#### [Text segment]
•••
English MPs call for locally devolved Stamp Duty powers

English MPs are calling for their own regionally devolved reforms to Stamp Duty Land Tax after Scotland detailed its own plans last week.

Scotland is to replace SDLT with a new “winners and losers” Land and Buildings Transaction Tax next April.

But concerns are mounting among agents and lawyers that the housing market in Scotland now faces huge distortion – with some buyers trying to delay transactions in order to pay less, and others scrabbling to beat the deadline.

Richard Loudon, of Simpson & Marwick, a solicitor estate agent firm in Edinburgh, warned: “This is really going to throw the market into disarray. There is mayhem ahead.”

The new tax will start on homes which sell for over £135,000. It will charge only on the amount above this threshold, and not the entire value of the property.

It does not get rid of the so-called “slabs”, charging 2% on homes up to £250,000, 10% on homes up to £1m, and then 12%.
•••
#### [Available data]
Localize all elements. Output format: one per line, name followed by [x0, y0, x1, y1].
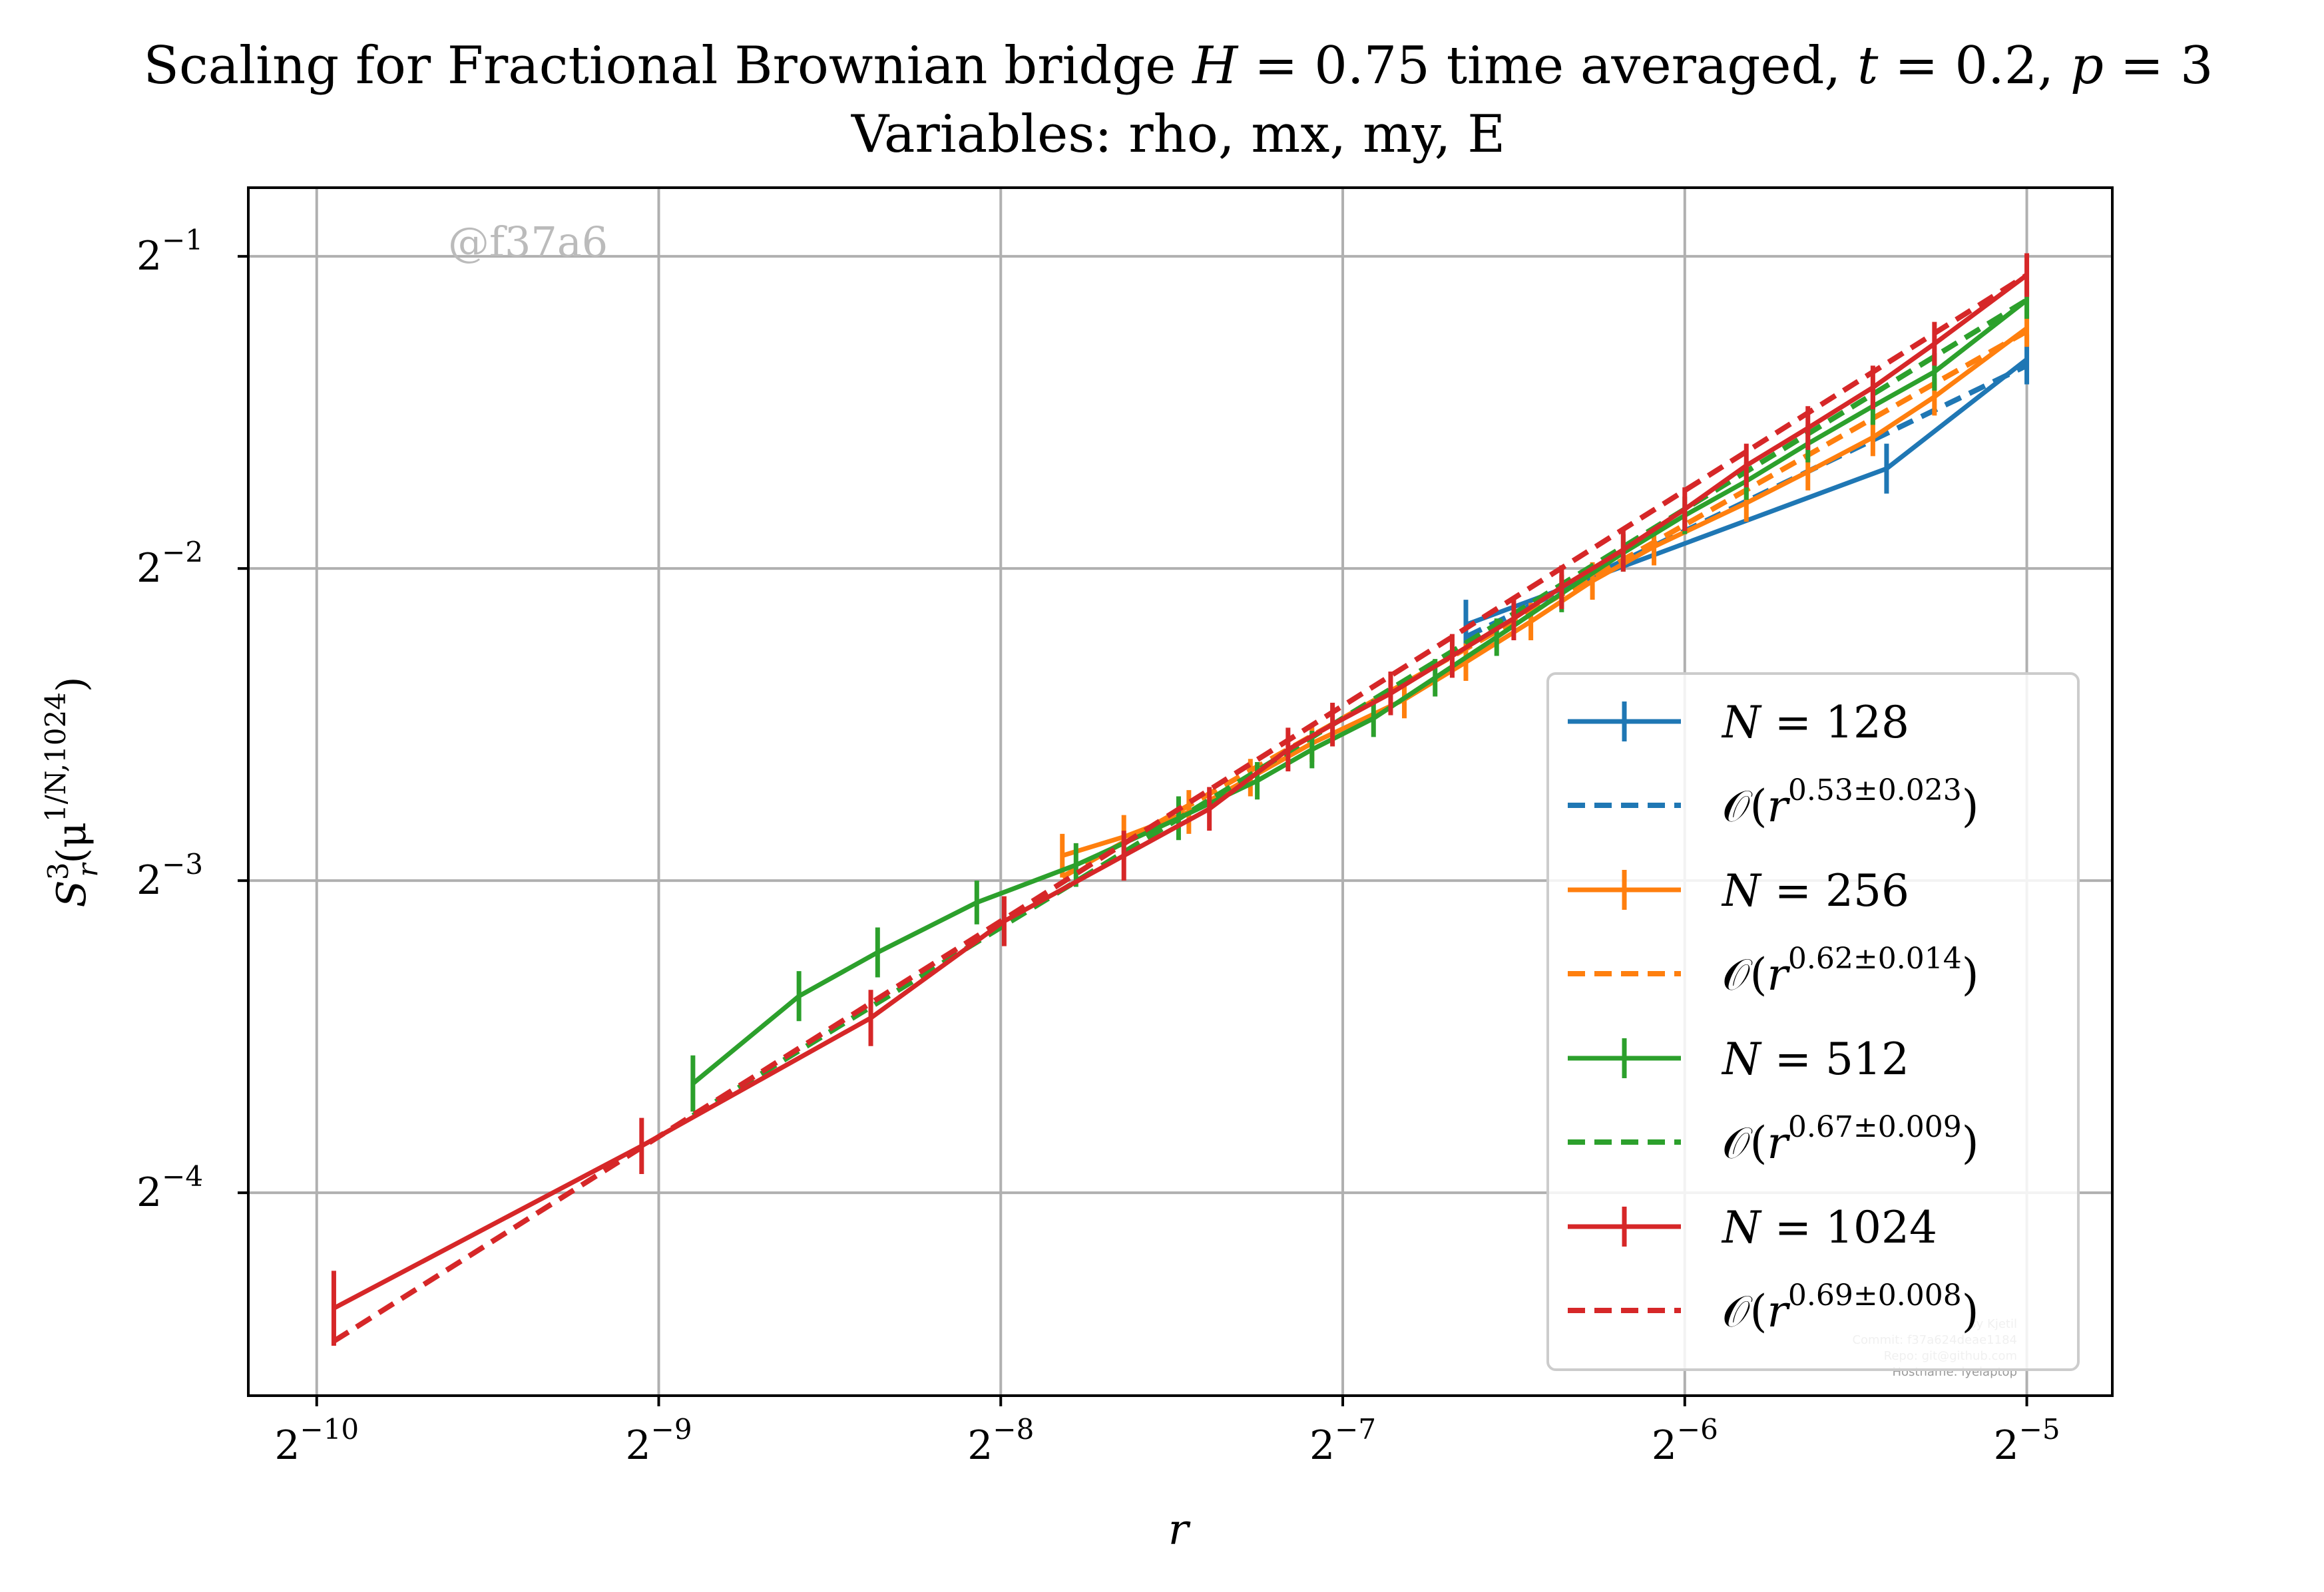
•••
#### [Set problem 1]
Answer these questions using the Stamp Duty article:
(a) What tax will replace Stamp Duty Land Tax in Scotland?
(b) For which firm does Richard Loudon work?
(c) Above what sale price will the new tax start to apply?
#### [Set problem 2]
Write the next part of the Stamp Duty article, picking up after its final sentence.
The data have no connection to the Stamp Duty article.

#### [Task result 1]
(a) The Land and Buildings Transaction Tax.
(b) Simpson & Marwick, a solicitor estate agent firm in Edinburgh.
(c) £135,000.

#### [Task result 2]
At a purchase price of £175,000, £950 less tax will be paid; at £400,000 the tax will increase by £5,300; at £700,000 the increase will be £19,300; at £1m by £37,300; and at £2m there will be an increase of £97,300.

So while those buying cheaper homes up to £325,000 will pay either nothing or less than now, anyone buying a home worth more than £325,000 will pay more.

For example, someone buying a £1.5m house would pay £137,000 as opposed to the current tax of £75,000.

Loudon said that he was concerned that the April 1 date of implementation related to completed transactions and not to “missives completed” – the Scottish equivalent of exchange of contracts.

He said: “This really is going to throw the market into disarray.  We have already had a lot of owners of prime properties contact us to put their property on the market before Christmas rather than waiting until the spring.

“It will be mayhem in March, and chain management will be virtually impossible.

“Buyers below £324,000 will be trying to delay completion until after April 1, whilst purchasers above £324,000 will be desperate to complete pre-April.

“Inevitably there will be deals that fall out of bed, with buyers not being willing to commit until the absolutely last minute and then a mad panic to try to get funds from lenders, removals, etc.

“Our advice to buyers and sellers above £324,000 is obvious: transact now and settle well before April 1.”

Estate agent Michael Luck, of Slater Hogg and Howison / Countrywide told the Glasgow Herald: “This is a tax on the already-squeezed middle. It will be good for first-time buyers, but beyond that it is punitive.”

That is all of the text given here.